• _Your goal_: Reproduce the listing below word for word, with no pictures.

-- Start Source records --

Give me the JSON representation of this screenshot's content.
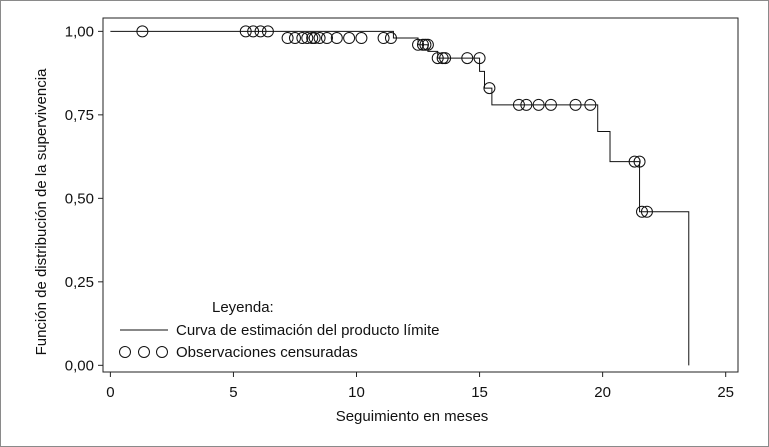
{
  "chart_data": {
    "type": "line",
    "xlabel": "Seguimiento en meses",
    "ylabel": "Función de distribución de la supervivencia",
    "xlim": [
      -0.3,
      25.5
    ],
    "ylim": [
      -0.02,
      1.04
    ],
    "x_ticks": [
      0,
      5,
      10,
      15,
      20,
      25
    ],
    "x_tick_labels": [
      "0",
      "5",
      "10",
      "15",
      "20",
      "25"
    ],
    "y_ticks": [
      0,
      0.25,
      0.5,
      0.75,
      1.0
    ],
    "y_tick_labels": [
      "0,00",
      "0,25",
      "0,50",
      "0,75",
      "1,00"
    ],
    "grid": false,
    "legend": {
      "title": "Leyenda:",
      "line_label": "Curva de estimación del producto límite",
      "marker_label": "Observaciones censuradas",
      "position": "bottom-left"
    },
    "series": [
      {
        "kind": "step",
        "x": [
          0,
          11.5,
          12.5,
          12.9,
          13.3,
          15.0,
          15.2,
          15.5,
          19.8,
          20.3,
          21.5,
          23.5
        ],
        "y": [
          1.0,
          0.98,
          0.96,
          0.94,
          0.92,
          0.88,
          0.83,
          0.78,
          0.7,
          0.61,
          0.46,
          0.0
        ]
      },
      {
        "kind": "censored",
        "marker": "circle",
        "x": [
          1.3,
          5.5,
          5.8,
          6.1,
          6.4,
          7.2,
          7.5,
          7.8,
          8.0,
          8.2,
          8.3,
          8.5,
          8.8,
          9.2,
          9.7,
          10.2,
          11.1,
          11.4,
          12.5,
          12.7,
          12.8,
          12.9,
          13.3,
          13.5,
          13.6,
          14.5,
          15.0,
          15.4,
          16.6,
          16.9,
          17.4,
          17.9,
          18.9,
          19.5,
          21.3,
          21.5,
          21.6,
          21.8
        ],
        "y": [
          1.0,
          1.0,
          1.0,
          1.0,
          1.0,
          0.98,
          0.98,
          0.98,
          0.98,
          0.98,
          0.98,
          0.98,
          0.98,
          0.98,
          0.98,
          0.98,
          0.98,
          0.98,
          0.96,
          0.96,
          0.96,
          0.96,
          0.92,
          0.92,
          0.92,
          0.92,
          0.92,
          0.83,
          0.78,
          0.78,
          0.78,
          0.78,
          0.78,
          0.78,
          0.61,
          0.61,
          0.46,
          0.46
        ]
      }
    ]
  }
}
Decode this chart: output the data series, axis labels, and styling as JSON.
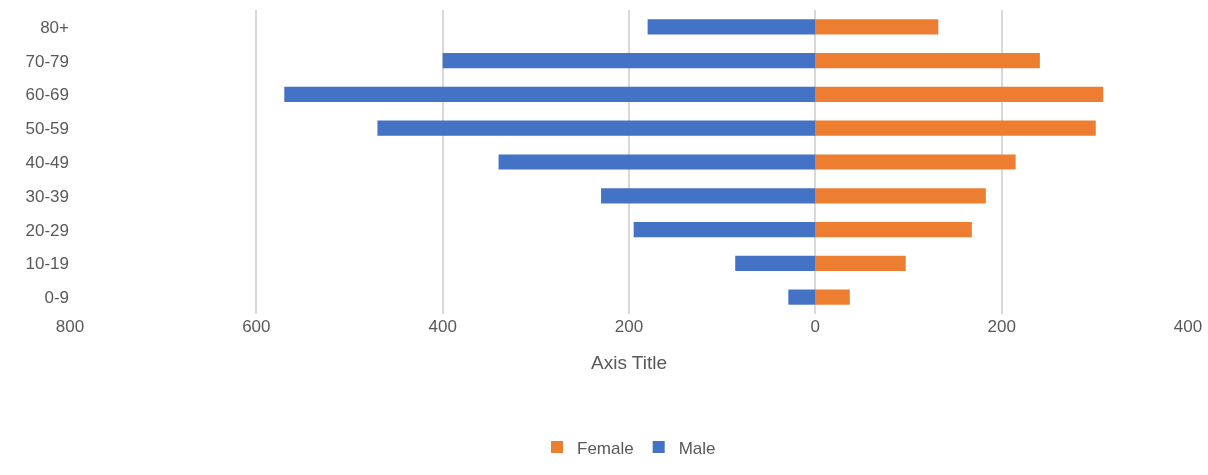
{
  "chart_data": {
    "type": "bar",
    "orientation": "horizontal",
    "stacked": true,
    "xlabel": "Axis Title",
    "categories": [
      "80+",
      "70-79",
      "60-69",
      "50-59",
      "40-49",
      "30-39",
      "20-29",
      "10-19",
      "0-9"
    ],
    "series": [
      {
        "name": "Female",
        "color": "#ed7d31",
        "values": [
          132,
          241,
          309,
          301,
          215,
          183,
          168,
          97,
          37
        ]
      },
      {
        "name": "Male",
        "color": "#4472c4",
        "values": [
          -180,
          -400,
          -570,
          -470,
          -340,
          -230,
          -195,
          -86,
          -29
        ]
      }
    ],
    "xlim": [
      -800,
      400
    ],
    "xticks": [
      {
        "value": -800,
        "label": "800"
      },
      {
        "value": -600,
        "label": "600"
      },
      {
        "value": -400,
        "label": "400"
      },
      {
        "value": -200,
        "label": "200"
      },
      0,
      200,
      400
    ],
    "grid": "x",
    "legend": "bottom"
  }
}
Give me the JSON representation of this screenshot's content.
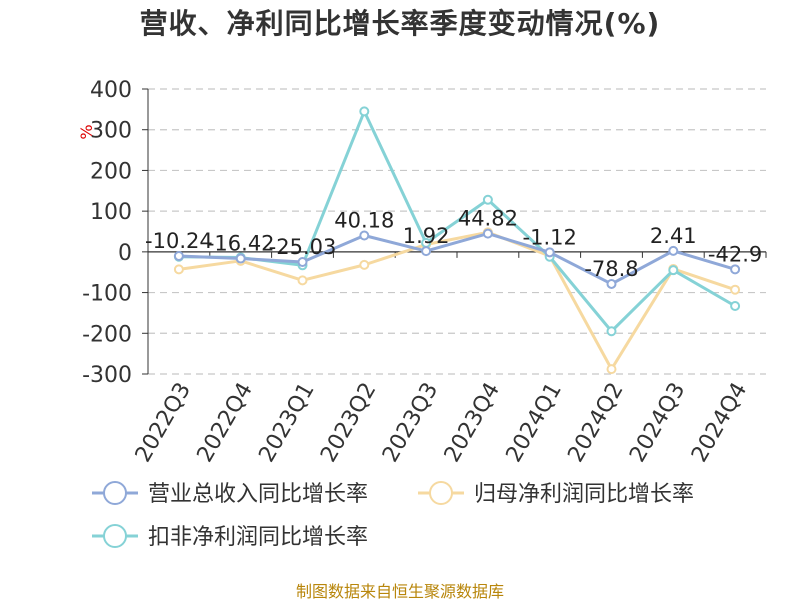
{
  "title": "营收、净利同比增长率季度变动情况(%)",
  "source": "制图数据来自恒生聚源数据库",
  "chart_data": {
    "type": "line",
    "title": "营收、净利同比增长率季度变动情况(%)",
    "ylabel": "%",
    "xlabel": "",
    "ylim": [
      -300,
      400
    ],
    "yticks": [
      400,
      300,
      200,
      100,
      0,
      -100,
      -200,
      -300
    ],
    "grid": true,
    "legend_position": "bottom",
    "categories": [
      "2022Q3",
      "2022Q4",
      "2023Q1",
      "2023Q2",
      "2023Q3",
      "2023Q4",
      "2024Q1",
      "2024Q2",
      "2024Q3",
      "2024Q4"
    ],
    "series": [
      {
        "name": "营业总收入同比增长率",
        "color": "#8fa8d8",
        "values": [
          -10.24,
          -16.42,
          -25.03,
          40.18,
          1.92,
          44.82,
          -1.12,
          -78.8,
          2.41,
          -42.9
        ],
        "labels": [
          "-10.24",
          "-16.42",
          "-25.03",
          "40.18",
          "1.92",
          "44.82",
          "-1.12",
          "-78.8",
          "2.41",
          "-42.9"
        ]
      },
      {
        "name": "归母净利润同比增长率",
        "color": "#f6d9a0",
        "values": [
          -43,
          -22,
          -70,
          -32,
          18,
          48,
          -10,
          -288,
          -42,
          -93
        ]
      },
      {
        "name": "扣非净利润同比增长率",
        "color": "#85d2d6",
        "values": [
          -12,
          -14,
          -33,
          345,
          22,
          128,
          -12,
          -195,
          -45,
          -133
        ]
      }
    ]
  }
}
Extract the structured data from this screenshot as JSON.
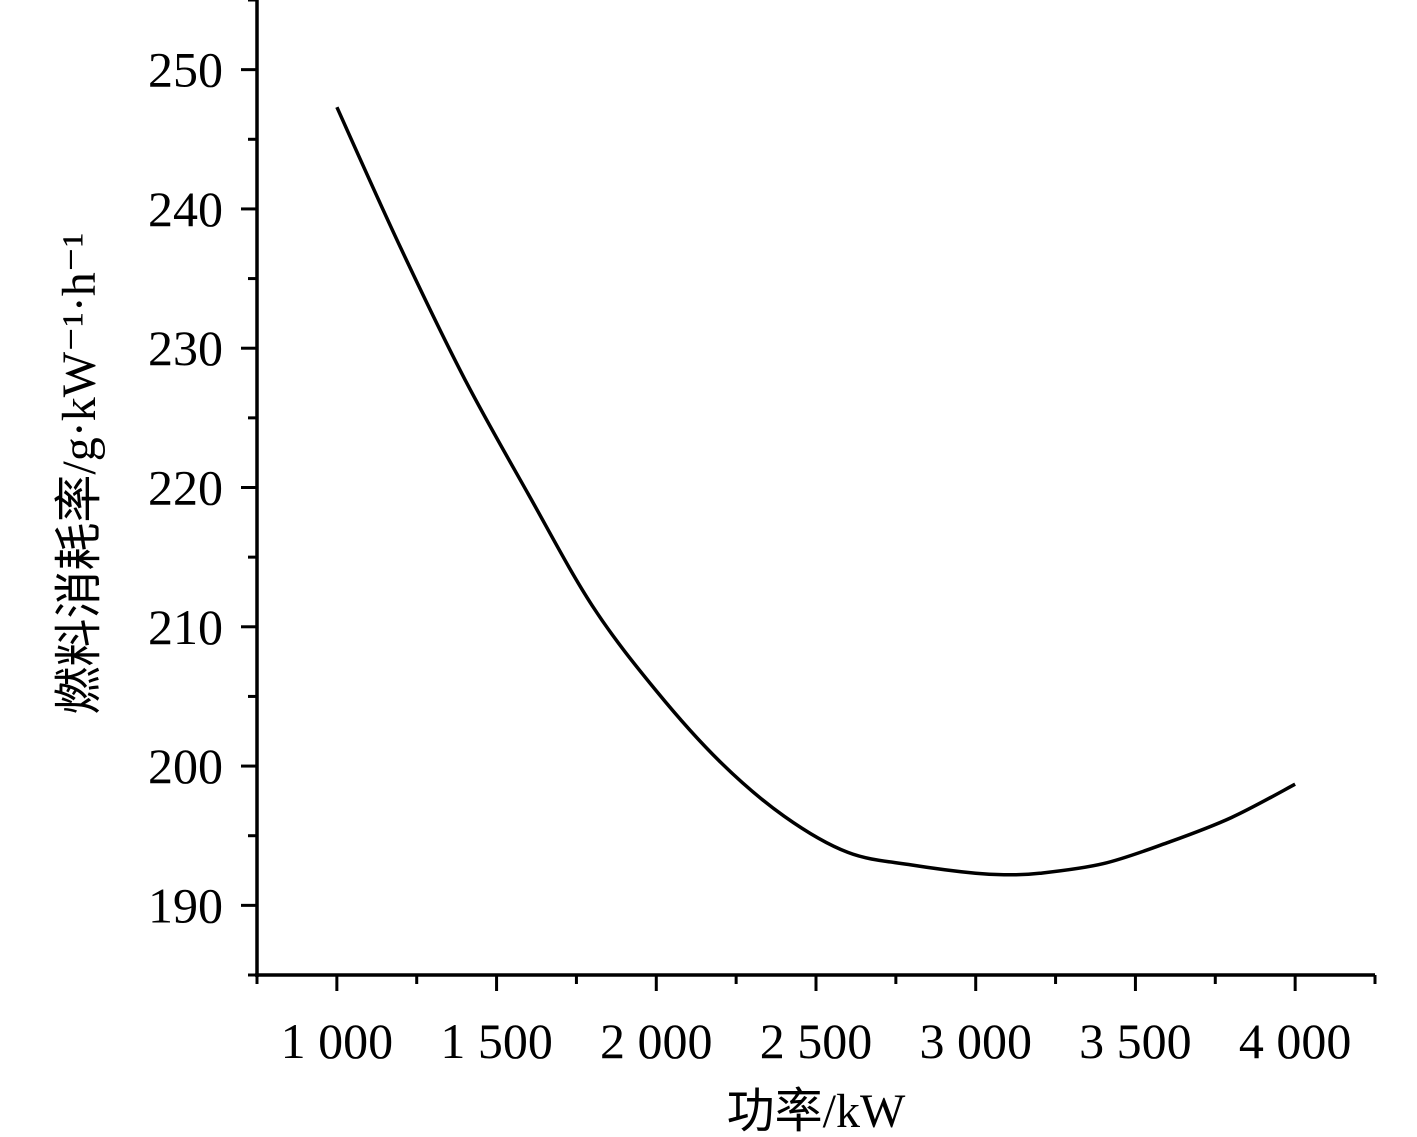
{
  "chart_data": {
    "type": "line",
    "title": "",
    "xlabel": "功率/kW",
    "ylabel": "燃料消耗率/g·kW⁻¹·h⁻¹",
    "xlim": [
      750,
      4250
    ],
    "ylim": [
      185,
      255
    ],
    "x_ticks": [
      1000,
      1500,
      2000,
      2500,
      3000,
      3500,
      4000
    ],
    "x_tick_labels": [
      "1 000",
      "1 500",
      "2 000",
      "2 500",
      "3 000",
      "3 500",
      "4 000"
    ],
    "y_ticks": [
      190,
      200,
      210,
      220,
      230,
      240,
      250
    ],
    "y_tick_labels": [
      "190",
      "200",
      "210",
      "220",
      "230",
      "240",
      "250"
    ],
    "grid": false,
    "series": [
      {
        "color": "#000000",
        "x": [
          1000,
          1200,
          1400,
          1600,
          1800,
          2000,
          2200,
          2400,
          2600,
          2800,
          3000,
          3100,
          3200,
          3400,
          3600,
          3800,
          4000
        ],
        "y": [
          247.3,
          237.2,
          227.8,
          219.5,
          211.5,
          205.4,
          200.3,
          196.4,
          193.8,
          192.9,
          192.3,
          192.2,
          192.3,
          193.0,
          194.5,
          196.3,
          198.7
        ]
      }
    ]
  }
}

-- End Source records --

• _Exercise output_:
Give me the JSON representation of this screenshot's content.
{
  "chart_data": {
    "type": "line",
    "xlabel": "Seguimiento en meses",
    "ylabel": "Función de distribución de la supervivencia",
    "xlim": [
      -0.3,
      25.5
    ],
    "ylim": [
      -0.02,
      1.04
    ],
    "x_ticks": [
      0,
      5,
      10,
      15,
      20,
      25
    ],
    "x_tick_labels": [
      "0",
      "5",
      "10",
      "15",
      "20",
      "25"
    ],
    "y_ticks": [
      0,
      0.25,
      0.5,
      0.75,
      1.0
    ],
    "y_tick_labels": [
      "0,00",
      "0,25",
      "0,50",
      "0,75",
      "1,00"
    ],
    "grid": false,
    "legend": {
      "title": "Leyenda:",
      "line_label": "Curva de estimación del producto límite",
      "marker_label": "Observaciones censuradas",
      "position": "bottom-left"
    },
    "series": [
      {
        "kind": "step",
        "x": [
          0,
          11.5,
          12.5,
          12.9,
          13.3,
          15.0,
          15.2,
          15.5,
          19.8,
          20.3,
          21.5,
          23.5
        ],
        "y": [
          1.0,
          0.98,
          0.96,
          0.94,
          0.92,
          0.88,
          0.83,
          0.78,
          0.7,
          0.61,
          0.46,
          0.0
        ]
      },
      {
        "kind": "censored",
        "marker": "circle",
        "x": [
          1.3,
          5.5,
          5.8,
          6.1,
          6.4,
          7.2,
          7.5,
          7.8,
          8.0,
          8.2,
          8.3,
          8.5,
          8.8,
          9.2,
          9.7,
          10.2,
          11.1,
          11.4,
          12.5,
          12.7,
          12.8,
          12.9,
          13.3,
          13.5,
          13.6,
          14.5,
          15.0,
          15.4,
          16.6,
          16.9,
          17.4,
          17.9,
          18.9,
          19.5,
          21.3,
          21.5,
          21.6,
          21.8
        ],
        "y": [
          1.0,
          1.0,
          1.0,
          1.0,
          1.0,
          0.98,
          0.98,
          0.98,
          0.98,
          0.98,
          0.98,
          0.98,
          0.98,
          0.98,
          0.98,
          0.98,
          0.98,
          0.98,
          0.96,
          0.96,
          0.96,
          0.96,
          0.92,
          0.92,
          0.92,
          0.92,
          0.92,
          0.83,
          0.78,
          0.78,
          0.78,
          0.78,
          0.78,
          0.78,
          0.61,
          0.61,
          0.46,
          0.46
        ]
      }
    ]
  }
}
Decode this chart: output the data series, axis labels, and styling as JSON.
{
  "chart_data": {
    "type": "bar",
    "orientation": "horizontal",
    "stacked": true,
    "xlabel": "Axis Title",
    "categories": [
      "80+",
      "70-79",
      "60-69",
      "50-59",
      "40-49",
      "30-39",
      "20-29",
      "10-19",
      "0-9"
    ],
    "series": [
      {
        "name": "Female",
        "color": "#ed7d31",
        "values": [
          132,
          241,
          309,
          301,
          215,
          183,
          168,
          97,
          37
        ]
      },
      {
        "name": "Male",
        "color": "#4472c4",
        "values": [
          -180,
          -400,
          -570,
          -470,
          -340,
          -230,
          -195,
          -86,
          -29
        ]
      }
    ],
    "xlim": [
      -800,
      400
    ],
    "xticks": [
      {
        "value": -800,
        "label": "800"
      },
      {
        "value": -600,
        "label": "600"
      },
      {
        "value": -400,
        "label": "400"
      },
      {
        "value": -200,
        "label": "200"
      },
      0,
      200,
      400
    ],
    "grid": "x",
    "legend": "bottom"
  }
}
Give me the JSON representation of this screenshot's content.
{
  "title": "营收、净利同比增长率季度变动情况(%)",
  "source": "制图数据来自恒生聚源数据库",
  "chart_data": {
    "type": "line",
    "title": "营收、净利同比增长率季度变动情况(%)",
    "ylabel": "%",
    "xlabel": "",
    "ylim": [
      -300,
      400
    ],
    "yticks": [
      400,
      300,
      200,
      100,
      0,
      -100,
      -200,
      -300
    ],
    "grid": true,
    "legend_position": "bottom",
    "categories": [
      "2022Q3",
      "2022Q4",
      "2023Q1",
      "2023Q2",
      "2023Q3",
      "2023Q4",
      "2024Q1",
      "2024Q2",
      "2024Q3",
      "2024Q4"
    ],
    "series": [
      {
        "name": "营业总收入同比增长率",
        "color": "#8fa8d8",
        "values": [
          -10.24,
          -16.42,
          -25.03,
          40.18,
          1.92,
          44.82,
          -1.12,
          -78.8,
          2.41,
          -42.9
        ],
        "labels": [
          "-10.24",
          "-16.42",
          "-25.03",
          "40.18",
          "1.92",
          "44.82",
          "-1.12",
          "-78.8",
          "2.41",
          "-42.9"
        ]
      },
      {
        "name": "归母净利润同比增长率",
        "color": "#f6d9a0",
        "values": [
          -43,
          -22,
          -70,
          -32,
          18,
          48,
          -10,
          -288,
          -42,
          -93
        ]
      },
      {
        "name": "扣非净利润同比增长率",
        "color": "#85d2d6",
        "values": [
          -12,
          -14,
          -33,
          345,
          22,
          128,
          -12,
          -195,
          -45,
          -133
        ]
      }
    ]
  }
}
Extract the structured data from this screenshot as JSON.
{
  "chart_data": {
    "type": "line",
    "title": "",
    "xlabel": "功率/kW",
    "ylabel": "燃料消耗率/g·kW⁻¹·h⁻¹",
    "xlim": [
      750,
      4250
    ],
    "ylim": [
      185,
      255
    ],
    "x_ticks": [
      1000,
      1500,
      2000,
      2500,
      3000,
      3500,
      4000
    ],
    "x_tick_labels": [
      "1 000",
      "1 500",
      "2 000",
      "2 500",
      "3 000",
      "3 500",
      "4 000"
    ],
    "y_ticks": [
      190,
      200,
      210,
      220,
      230,
      240,
      250
    ],
    "y_tick_labels": [
      "190",
      "200",
      "210",
      "220",
      "230",
      "240",
      "250"
    ],
    "grid": false,
    "series": [
      {
        "color": "#000000",
        "x": [
          1000,
          1200,
          1400,
          1600,
          1800,
          2000,
          2200,
          2400,
          2600,
          2800,
          3000,
          3100,
          3200,
          3400,
          3600,
          3800,
          4000
        ],
        "y": [
          247.3,
          237.2,
          227.8,
          219.5,
          211.5,
          205.4,
          200.3,
          196.4,
          193.8,
          192.9,
          192.3,
          192.2,
          192.3,
          193.0,
          194.5,
          196.3,
          198.7
        ]
      }
    ]
  }
}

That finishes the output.